## [Aim]
Keep only the lines of the listing that include the word "this", and copy them.

## [Task material]

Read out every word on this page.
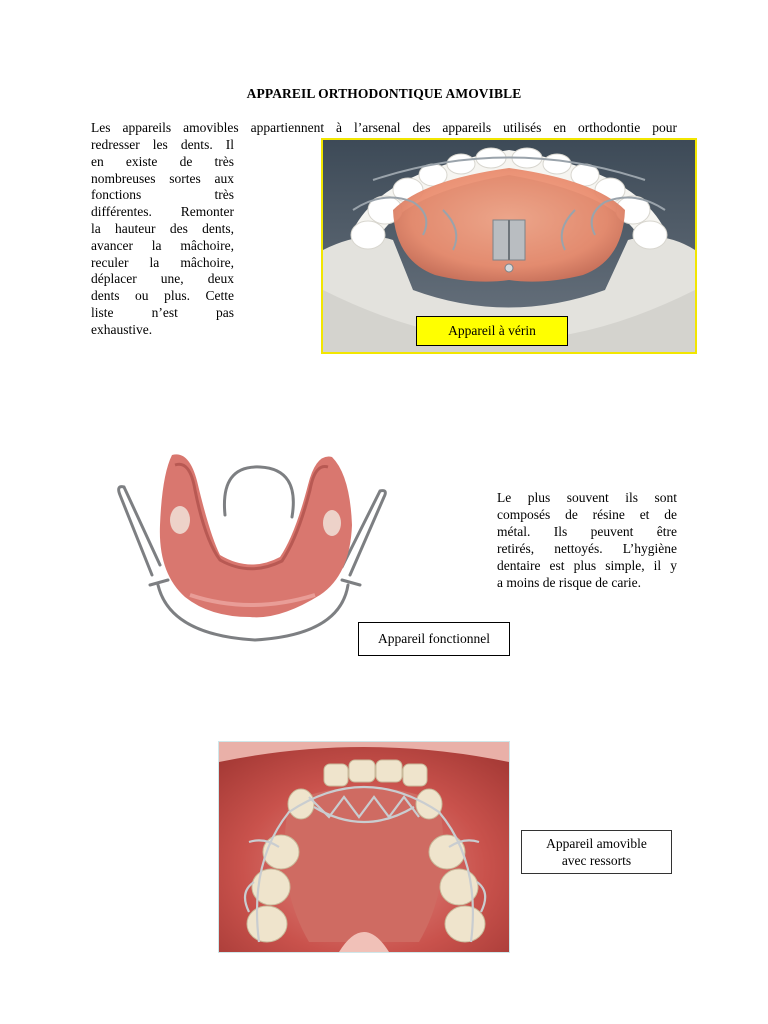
APPAREIL ORTHODONTIQUE AMOVIBLE
Les appareils amovibles appartiennent à l’arsenal des appareils utilisés en orthodontie pour
redresser les dents. Il
en existe de très
nombreuses sortes aux
fonctions très
différentes. Remonter
la hauteur des dents,
avancer la mâchoire,
reculer la mâchoire,
déplacer une, deux
dents ou plus. Cette
liste n’est pas
exhaustive.	Appareil à vérin
Le plus souvent ils sont
composés de résine et de
métal. Ils peuvent être
retirés, nettoyés. L’hygiène
dentaire est plus simple, il y
a moins de risque de carie.
Appareil fonctionnel
Appareil amovible
avec ressorts
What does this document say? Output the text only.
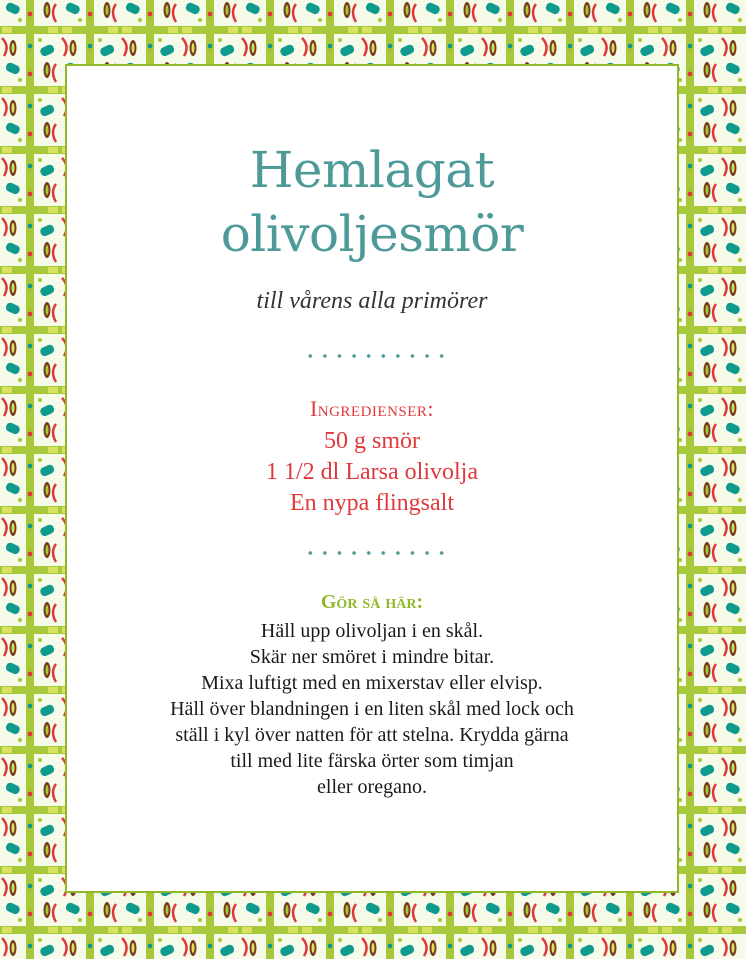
Hemlagat
olivoljesmör

till vårens alla primörer

Ingredienser:

50 g smör
1 1/2 dl Larsa olivolja
En nypa flingsalt

Gör så här:

Häll upp olivoljan i en skål.
Skär ner smöret i mindre bitar.
Mixa luftigt med en mixerstav eller elvisp.
Häll över blandningen i en liten skål med lock och
ställ i kyl över natten för att stelna. Krydda gärna
till med lite färska örter som timjan
eller oregano.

## [Response to the exercise]
Read out every word on this page.
What does this document say? Output the text only.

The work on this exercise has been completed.